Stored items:
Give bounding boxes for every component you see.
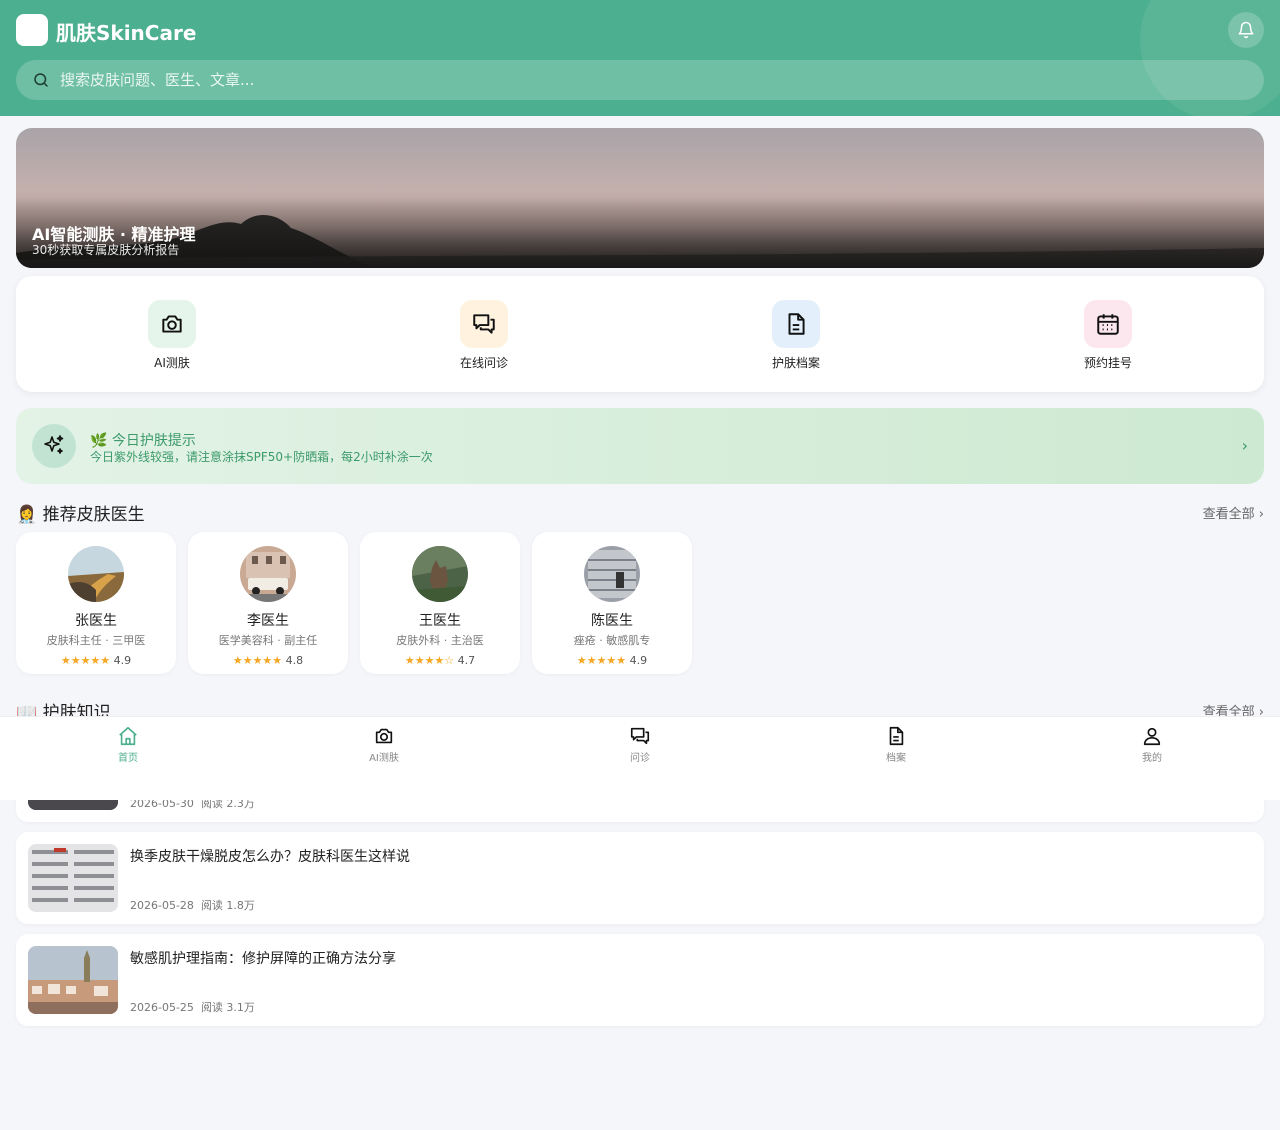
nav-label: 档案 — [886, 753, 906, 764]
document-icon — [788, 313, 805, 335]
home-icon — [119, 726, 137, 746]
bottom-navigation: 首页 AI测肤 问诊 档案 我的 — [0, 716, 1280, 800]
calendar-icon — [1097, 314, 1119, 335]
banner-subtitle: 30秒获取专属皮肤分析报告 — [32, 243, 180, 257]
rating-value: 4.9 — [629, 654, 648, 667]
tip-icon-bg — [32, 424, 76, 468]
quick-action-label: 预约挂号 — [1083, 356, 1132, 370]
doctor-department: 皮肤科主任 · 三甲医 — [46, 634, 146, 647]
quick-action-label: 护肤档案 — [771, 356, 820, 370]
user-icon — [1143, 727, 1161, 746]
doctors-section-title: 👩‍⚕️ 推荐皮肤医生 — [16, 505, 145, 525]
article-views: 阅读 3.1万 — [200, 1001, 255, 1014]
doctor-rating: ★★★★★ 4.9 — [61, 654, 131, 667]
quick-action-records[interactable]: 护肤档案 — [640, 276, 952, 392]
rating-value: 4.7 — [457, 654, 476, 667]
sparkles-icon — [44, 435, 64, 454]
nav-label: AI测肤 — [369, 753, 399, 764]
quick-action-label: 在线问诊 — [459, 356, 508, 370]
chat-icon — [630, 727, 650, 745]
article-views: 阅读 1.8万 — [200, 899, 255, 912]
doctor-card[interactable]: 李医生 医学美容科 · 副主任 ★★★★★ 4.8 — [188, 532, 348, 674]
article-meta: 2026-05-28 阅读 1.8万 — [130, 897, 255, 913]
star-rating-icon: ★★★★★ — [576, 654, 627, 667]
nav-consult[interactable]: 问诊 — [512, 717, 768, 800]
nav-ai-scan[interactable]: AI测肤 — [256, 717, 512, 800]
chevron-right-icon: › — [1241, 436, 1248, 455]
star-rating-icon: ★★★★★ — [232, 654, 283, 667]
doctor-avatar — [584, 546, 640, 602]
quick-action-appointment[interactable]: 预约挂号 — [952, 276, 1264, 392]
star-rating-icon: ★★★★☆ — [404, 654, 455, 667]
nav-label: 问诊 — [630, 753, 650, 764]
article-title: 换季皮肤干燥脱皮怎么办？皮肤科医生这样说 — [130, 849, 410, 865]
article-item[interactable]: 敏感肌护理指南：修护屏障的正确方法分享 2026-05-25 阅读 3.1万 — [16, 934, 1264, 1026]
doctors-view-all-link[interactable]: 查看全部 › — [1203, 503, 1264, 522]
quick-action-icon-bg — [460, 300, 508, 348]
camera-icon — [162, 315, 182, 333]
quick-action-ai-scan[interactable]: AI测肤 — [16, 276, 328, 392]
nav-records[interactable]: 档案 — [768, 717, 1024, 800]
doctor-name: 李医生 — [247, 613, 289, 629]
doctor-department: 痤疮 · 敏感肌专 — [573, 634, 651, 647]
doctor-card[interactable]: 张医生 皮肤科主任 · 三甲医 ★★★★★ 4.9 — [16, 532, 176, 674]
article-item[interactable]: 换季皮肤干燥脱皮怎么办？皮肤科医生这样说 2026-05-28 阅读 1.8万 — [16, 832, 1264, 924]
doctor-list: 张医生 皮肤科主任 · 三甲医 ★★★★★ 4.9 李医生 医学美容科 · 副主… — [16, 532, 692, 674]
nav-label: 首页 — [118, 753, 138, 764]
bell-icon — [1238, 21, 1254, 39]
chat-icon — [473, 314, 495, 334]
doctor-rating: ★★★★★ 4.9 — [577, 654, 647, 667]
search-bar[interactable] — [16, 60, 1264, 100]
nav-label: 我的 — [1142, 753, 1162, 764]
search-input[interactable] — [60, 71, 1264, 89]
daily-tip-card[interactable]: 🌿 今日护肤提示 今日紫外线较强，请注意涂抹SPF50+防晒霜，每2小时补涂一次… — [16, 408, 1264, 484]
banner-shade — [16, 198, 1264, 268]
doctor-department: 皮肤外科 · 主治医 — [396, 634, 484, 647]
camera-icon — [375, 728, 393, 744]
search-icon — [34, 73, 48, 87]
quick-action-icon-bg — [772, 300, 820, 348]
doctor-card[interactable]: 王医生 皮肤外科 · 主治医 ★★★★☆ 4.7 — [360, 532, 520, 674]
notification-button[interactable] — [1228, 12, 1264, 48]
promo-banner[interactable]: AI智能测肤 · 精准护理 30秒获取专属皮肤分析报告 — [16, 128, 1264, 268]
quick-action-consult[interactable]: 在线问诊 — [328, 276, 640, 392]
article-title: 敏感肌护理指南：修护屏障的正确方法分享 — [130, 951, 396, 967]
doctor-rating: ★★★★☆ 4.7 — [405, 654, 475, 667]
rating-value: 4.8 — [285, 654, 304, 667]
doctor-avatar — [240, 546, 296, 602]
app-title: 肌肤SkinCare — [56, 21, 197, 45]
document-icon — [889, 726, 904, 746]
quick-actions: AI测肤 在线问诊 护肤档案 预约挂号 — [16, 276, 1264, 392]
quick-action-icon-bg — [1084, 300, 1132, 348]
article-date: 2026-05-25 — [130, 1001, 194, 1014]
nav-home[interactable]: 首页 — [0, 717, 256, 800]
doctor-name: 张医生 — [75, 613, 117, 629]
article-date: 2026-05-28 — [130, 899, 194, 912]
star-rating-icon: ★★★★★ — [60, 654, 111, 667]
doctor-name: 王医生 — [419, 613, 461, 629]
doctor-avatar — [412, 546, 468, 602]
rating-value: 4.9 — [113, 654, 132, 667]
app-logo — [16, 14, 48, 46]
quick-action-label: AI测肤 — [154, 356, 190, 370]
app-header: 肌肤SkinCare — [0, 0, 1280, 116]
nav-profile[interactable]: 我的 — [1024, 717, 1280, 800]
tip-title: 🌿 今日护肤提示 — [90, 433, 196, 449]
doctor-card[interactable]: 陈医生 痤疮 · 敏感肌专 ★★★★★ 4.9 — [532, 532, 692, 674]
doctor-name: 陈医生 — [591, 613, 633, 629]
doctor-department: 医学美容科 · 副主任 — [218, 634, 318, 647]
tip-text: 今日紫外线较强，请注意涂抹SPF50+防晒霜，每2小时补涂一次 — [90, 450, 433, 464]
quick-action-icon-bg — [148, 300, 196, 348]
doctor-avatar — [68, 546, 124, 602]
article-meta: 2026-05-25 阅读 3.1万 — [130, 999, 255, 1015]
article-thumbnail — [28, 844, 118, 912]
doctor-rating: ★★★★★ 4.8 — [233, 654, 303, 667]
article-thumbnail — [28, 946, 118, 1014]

* _Problem to work on_
Put each line of the records above into a JSON list of strings, with one string per line. Skip blank lines and leave out the pictures.

* _Written response_
[
  "Give bounding boxes for every component you see.",
  "nav-label: 档案 — [886, 753, 906, 764]",
  "document-icon — [788, 313, 805, 335]",
  "home-icon — [119, 726, 137, 746]",
  "bottom-navigation: 首页 AI测肤 问诊 档案 我的 — [0, 716, 1280, 800]",
  "calendar-icon — [1097, 314, 1119, 335]",
  "banner-subtitle: 30秒获取专属皮肤分析报告 — [32, 243, 180, 257]",
  "rating-value: 4.9 — [629, 654, 648, 667]",
  "tip-icon-bg — [32, 424, 76, 468]",
  "quick-action-label: 预约挂号 — [1083, 356, 1132, 370]",
  "doctor-department: 皮肤科主任 · 三甲医 — [46, 634, 146, 647]",
  "quick-action-label: 护肤档案 — [771, 356, 820, 370]",
  "user-icon — [1143, 727, 1161, 746]",
  "doctors-section-title: 👩‍⚕️ 推荐皮肤医生 — [16, 505, 145, 525]",
  "article-views: 阅读 3.1万 — [200, 1001, 255, 1014]",
  "doctor-rating: ★★★★★ 4.9 — [61, 654, 131, 667]",
  "quick-action-records[interactable]: 护肤档案 — [640, 276, 952, 392]",
  "rating-value: 4.7 — [457, 654, 476, 667]",
  "sparkles-icon — [44, 435, 64, 454]",
  "nav-label: AI测肤 — [369, 753, 399, 764]",
  "quick-action-label: 在线问诊 — [459, 356, 508, 370]",
  "chat-icon — [630, 727, 650, 745]",
  "article-views: 阅读 1.8万 — [200, 899, 255, 912]",
  "doctor-card[interactable]: 李医生 医学美容科 · 副主任 ★★★★★ 4.8 — [188, 532, 348, 674]",
  "article-meta: 2026-05-28 阅读 1.8万 — [130, 897, 255, 913]",
  "star-rating-icon: ★★★★★ — [576, 654, 627, 667]",
  "nav-consult[interactable]: 问诊 — [512, 717, 768, 800]",
  "nav-ai-scan[interactable]: AI测肤 — [256, 717, 512, 800]",
  "chevron-right-icon: › — [1241, 436, 1248, 455]",
  "star-rating-icon: ★★★★★ — [232, 654, 283, 667]",
  "doctor-avatar — [584, 546, 640, 602]",
  "quick-action-appointment[interactable]: 预约挂号 — [952, 276, 1264, 392]",
  "star-rating-icon: ★★★★☆ — [404, 654, 455, 667]",
  "nav-label: 问诊 — [630, 753, 650, 764]",
  "article-title: 换季皮肤干燥脱皮怎么办？皮肤科医生这样说 — [130, 849, 410, 865]",
  "article-item[interactable]: 敏感肌护理指南：修护屏障的正确方法分享 2026-05-25 阅读 3.1万 — [16, 934, 1264, 1026]",
  "doctors-view-all-link[interactable]: 查看全部 › — [1203, 503, 1264, 522]",
  "quick-action-icon-bg — [460, 300, 508, 348]",
  "camera-icon — [162, 315, 182, 333]",
  "quick-action-ai-scan[interactable]: AI测肤 — [16, 276, 328, 392]",
  "nav-records[interactable]: 档案 — [768, 717, 1024, 800]",
  "doctor-name: 李医生 — [247, 613, 289, 629]",
  "doctor-department: 痤疮 · 敏感肌专 — [573, 634, 651, 647]",
  "doctor-card[interactable]: 张医生 皮肤科主任 · 三甲医 ★★★★★ 4.9 — [16, 532, 176, 674]",
  "article-item[interactable]: 换季皮肤干燥脱皮怎么办？皮肤科医生这样说 2026-05-28 阅读 1.8万 — [16, 832, 1264, 924]",
  "doctor-list: 张医生 皮肤科主任 · 三甲医 ★★★★★ 4.9 李医生 医学美容科 · 副主… — [16, 532, 692, 674]",
  "nav-label: 首页 — [118, 753, 138, 764]",
  "bell-icon — [1238, 21, 1254, 39]",
  "chat-icon — [473, 314, 495, 334]",
  "doctor-rating: ★★★★★ 4.9 — [577, 654, 647, 667]",
  "search-bar[interactable] — [16, 60, 1264, 100]",
  "nav-label: 我的 — [1142, 753, 1162, 764]",
  "search-input[interactable] — [60, 71, 1264, 89]",
  "daily-tip-card[interactable]: 🌿 今日护肤提示 今日紫外线较强，请注意涂抹SPF50+防晒霜，每2小时补涂一次… — [16, 408, 1264, 484]",
  "banner-shade — [16, 198, 1264, 268]",
  "doctor-department: 皮肤外科 · 主治医 — [396, 634, 484, 647]",
  "camera-icon — [375, 728, 393, 744]",
  "search-icon — [34, 73, 48, 87]",
  "quick-action-icon-bg — [772, 300, 820, 348]",
  "doctor-card[interactable]: 王医生 皮肤外科 · 主治医 ★★★★☆ 4.7 — [360, 532, 520, 674]",
  "notification-button[interactable] — [1228, 12, 1264, 48]",
  "promo-banner[interactable]: AI智能测肤 · 精准护理 30秒获取专属皮肤分析报告 — [16, 128, 1264, 268]",
  "quick-action-consult[interactable]: 在线问诊 — [328, 276, 640, 392]",
  "article-title: 敏感肌护理指南：修护屏障的正确方法分享 — [130, 951, 396, 967]",
  "doctor-rating: ★★★★☆ 4.7 — [405, 654, 475, 667]",
  "rating-value: 4.8 — [285, 654, 304, 667]",
  "doctor-avatar — [240, 546, 296, 602]",
  "app-title: 肌肤SkinCare — [56, 21, 197, 45]",
  "document-icon — [889, 726, 904, 746]",
  "quick-actions: AI测肤 在线问诊 护肤档案 预约挂号 — [16, 276, 1264, 392]",
  "quick-action-icon-bg — [1084, 300, 1132, 348]",
  "article-date: 2026-05-25 — [130, 1001, 194, 1014]",
  "nav-home[interactable]: 首页 — [0, 717, 256, 800]",
  "doctor-name: 张医生 — [75, 613, 117, 629]",
  "article-date: 2026-05-28 — [130, 899, 194, 912]",
  "star-rating-icon: ★★★★★ — [60, 654, 111, 667]",
  "doctor-name: 王医生 — [419, 613, 461, 629]",
  "doctor-avatar — [412, 546, 468, 602]",
  "rating-value: 4.9 — [113, 654, 132, 667]",
  "app-logo — [16, 14, 48, 46]",
  "quick-action-label: AI测肤 — [154, 356, 190, 370]",
  "app-header: 肌肤SkinCare — [0, 0, 1280, 116]",
  "nav-profile[interactable]: 我的 — [1024, 717, 1280, 800]",
  "tip-title: 🌿 今日护肤提示 — [90, 433, 196, 449]",
  "doctor-card[interactable]: 陈医生 痤疮 · 敏感肌专 ★★★★★ 4.9 — [532, 532, 692, 674]",
  "doctor-name: 陈医生 — [591, 613, 633, 629]",
  "doctor-department: 医学美容科 · 副主任 — [218, 634, 318, 647]",
  "tip-text: 今日紫外线较强，请注意涂抹SPF50+防晒霜，每2小时补涂一次 — [90, 450, 433, 464]",
  "quick-action-icon-bg — [148, 300, 196, 348]",
  "doctor-avatar — [68, 546, 124, 602]",
  "article-meta: 2026-05-25 阅读 3.1万 — [130, 999, 255, 1015]",
  "article-thumbnail — [28, 844, 118, 912]",
  "doctor-rating: ★★★★★ 4.8 — [233, 654, 303, 667]",
  "article-thumbnail — [28, 946, 118, 1014]"
]